Your goal — Transcribe each record exactly. Include every one.

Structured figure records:
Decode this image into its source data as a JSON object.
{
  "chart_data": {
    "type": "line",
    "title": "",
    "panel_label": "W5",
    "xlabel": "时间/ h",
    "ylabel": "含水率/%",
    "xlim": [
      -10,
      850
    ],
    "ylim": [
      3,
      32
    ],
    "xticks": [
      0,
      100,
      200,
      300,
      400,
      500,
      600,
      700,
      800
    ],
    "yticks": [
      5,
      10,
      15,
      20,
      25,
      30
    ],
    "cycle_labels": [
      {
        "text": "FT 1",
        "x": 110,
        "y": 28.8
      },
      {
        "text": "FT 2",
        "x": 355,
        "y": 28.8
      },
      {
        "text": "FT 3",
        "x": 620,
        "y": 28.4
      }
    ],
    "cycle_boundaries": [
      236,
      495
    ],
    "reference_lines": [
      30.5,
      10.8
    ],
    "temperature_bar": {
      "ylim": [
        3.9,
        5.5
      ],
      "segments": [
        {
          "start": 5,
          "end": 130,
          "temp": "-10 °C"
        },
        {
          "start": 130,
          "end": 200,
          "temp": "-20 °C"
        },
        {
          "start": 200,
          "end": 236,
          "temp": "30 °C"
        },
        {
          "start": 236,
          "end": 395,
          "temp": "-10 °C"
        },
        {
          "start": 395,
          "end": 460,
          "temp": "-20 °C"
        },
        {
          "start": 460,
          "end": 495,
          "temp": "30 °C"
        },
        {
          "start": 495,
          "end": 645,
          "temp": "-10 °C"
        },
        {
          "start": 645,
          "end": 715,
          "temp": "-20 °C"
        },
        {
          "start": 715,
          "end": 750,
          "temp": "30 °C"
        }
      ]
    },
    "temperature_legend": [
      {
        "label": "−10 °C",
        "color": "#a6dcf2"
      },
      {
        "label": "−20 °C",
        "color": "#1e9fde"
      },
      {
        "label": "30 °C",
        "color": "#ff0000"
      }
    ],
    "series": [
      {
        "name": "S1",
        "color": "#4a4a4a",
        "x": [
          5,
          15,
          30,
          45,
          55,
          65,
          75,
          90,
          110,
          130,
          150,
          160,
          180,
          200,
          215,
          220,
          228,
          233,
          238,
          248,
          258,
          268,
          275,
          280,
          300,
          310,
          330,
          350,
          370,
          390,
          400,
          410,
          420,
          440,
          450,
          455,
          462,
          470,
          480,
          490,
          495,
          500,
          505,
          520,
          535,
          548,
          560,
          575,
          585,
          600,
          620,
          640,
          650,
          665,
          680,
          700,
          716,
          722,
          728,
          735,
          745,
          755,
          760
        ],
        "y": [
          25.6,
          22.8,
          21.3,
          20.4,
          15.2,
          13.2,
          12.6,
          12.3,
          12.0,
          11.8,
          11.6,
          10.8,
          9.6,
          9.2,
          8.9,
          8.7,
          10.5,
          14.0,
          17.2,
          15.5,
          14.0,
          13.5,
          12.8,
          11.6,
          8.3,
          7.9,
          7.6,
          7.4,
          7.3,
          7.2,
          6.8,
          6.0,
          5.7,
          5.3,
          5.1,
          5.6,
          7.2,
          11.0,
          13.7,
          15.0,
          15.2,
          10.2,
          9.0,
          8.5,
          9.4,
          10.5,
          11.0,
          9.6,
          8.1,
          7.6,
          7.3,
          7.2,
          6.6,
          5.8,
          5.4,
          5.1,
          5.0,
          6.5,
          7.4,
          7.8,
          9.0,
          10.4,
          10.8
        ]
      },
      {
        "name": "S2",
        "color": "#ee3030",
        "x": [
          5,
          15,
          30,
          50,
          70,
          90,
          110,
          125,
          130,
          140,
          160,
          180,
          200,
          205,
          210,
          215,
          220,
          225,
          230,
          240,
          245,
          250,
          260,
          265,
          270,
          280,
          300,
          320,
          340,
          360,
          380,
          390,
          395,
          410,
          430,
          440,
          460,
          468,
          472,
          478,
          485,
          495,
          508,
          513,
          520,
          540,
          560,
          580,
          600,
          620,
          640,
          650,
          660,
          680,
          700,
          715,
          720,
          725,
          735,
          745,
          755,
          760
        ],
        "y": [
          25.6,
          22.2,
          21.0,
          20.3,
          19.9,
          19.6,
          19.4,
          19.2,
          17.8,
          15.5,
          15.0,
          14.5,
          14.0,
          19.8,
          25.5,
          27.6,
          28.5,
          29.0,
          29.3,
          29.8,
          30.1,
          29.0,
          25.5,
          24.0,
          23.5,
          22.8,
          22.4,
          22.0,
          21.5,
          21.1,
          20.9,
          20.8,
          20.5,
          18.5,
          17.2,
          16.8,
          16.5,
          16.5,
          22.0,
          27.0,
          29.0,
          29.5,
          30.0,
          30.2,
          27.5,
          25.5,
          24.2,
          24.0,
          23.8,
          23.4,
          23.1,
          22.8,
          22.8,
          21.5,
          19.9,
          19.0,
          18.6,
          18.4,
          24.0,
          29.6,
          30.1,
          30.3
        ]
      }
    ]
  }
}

Finished answer —
Decode this image into its source data as a JSON object.
{
  "chart_data": {
    "type": "line",
    "title": "",
    "panel_label": "W5",
    "xlabel": "时间/ h",
    "ylabel": "含水率/%",
    "xlim": [
      -10,
      850
    ],
    "ylim": [
      3,
      32
    ],
    "xticks": [
      0,
      100,
      200,
      300,
      400,
      500,
      600,
      700,
      800
    ],
    "yticks": [
      5,
      10,
      15,
      20,
      25,
      30
    ],
    "cycle_labels": [
      {
        "text": "FT 1",
        "x": 110,
        "y": 28.8
      },
      {
        "text": "FT 2",
        "x": 355,
        "y": 28.8
      },
      {
        "text": "FT 3",
        "x": 620,
        "y": 28.4
      }
    ],
    "cycle_boundaries": [
      236,
      495
    ],
    "reference_lines": [
      30.5,
      10.8
    ],
    "temperature_bar": {
      "ylim": [
        3.9,
        5.5
      ],
      "segments": [
        {
          "start": 5,
          "end": 130,
          "temp": "-10 °C"
        },
        {
          "start": 130,
          "end": 200,
          "temp": "-20 °C"
        },
        {
          "start": 200,
          "end": 236,
          "temp": "30 °C"
        },
        {
          "start": 236,
          "end": 395,
          "temp": "-10 °C"
        },
        {
          "start": 395,
          "end": 460,
          "temp": "-20 °C"
        },
        {
          "start": 460,
          "end": 495,
          "temp": "30 °C"
        },
        {
          "start": 495,
          "end": 645,
          "temp": "-10 °C"
        },
        {
          "start": 645,
          "end": 715,
          "temp": "-20 °C"
        },
        {
          "start": 715,
          "end": 750,
          "temp": "30 °C"
        }
      ]
    },
    "temperature_legend": [
      {
        "label": "−10 °C",
        "color": "#a6dcf2"
      },
      {
        "label": "−20 °C",
        "color": "#1e9fde"
      },
      {
        "label": "30 °C",
        "color": "#ff0000"
      }
    ],
    "series": [
      {
        "name": "S1",
        "color": "#4a4a4a",
        "x": [
          5,
          15,
          30,
          45,
          55,
          65,
          75,
          90,
          110,
          130,
          150,
          160,
          180,
          200,
          215,
          220,
          228,
          233,
          238,
          248,
          258,
          268,
          275,
          280,
          300,
          310,
          330,
          350,
          370,
          390,
          400,
          410,
          420,
          440,
          450,
          455,
          462,
          470,
          480,
          490,
          495,
          500,
          505,
          520,
          535,
          548,
          560,
          575,
          585,
          600,
          620,
          640,
          650,
          665,
          680,
          700,
          716,
          722,
          728,
          735,
          745,
          755,
          760
        ],
        "y": [
          25.6,
          22.8,
          21.3,
          20.4,
          15.2,
          13.2,
          12.6,
          12.3,
          12.0,
          11.8,
          11.6,
          10.8,
          9.6,
          9.2,
          8.9,
          8.7,
          10.5,
          14.0,
          17.2,
          15.5,
          14.0,
          13.5,
          12.8,
          11.6,
          8.3,
          7.9,
          7.6,
          7.4,
          7.3,
          7.2,
          6.8,
          6.0,
          5.7,
          5.3,
          5.1,
          5.6,
          7.2,
          11.0,
          13.7,
          15.0,
          15.2,
          10.2,
          9.0,
          8.5,
          9.4,
          10.5,
          11.0,
          9.6,
          8.1,
          7.6,
          7.3,
          7.2,
          6.6,
          5.8,
          5.4,
          5.1,
          5.0,
          6.5,
          7.4,
          7.8,
          9.0,
          10.4,
          10.8
        ]
      },
      {
        "name": "S2",
        "color": "#ee3030",
        "x": [
          5,
          15,
          30,
          50,
          70,
          90,
          110,
          125,
          130,
          140,
          160,
          180,
          200,
          205,
          210,
          215,
          220,
          225,
          230,
          240,
          245,
          250,
          260,
          265,
          270,
          280,
          300,
          320,
          340,
          360,
          380,
          390,
          395,
          410,
          430,
          440,
          460,
          468,
          472,
          478,
          485,
          495,
          508,
          513,
          520,
          540,
          560,
          580,
          600,
          620,
          640,
          650,
          660,
          680,
          700,
          715,
          720,
          725,
          735,
          745,
          755,
          760
        ],
        "y": [
          25.6,
          22.2,
          21.0,
          20.3,
          19.9,
          19.6,
          19.4,
          19.2,
          17.8,
          15.5,
          15.0,
          14.5,
          14.0,
          19.8,
          25.5,
          27.6,
          28.5,
          29.0,
          29.3,
          29.8,
          30.1,
          29.0,
          25.5,
          24.0,
          23.5,
          22.8,
          22.4,
          22.0,
          21.5,
          21.1,
          20.9,
          20.8,
          20.5,
          18.5,
          17.2,
          16.8,
          16.5,
          16.5,
          22.0,
          27.0,
          29.0,
          29.5,
          30.0,
          30.2,
          27.5,
          25.5,
          24.2,
          24.0,
          23.8,
          23.4,
          23.1,
          22.8,
          22.8,
          21.5,
          19.9,
          19.0,
          18.6,
          18.4,
          24.0,
          29.6,
          30.1,
          30.3
        ]
      }
    ]
  }
}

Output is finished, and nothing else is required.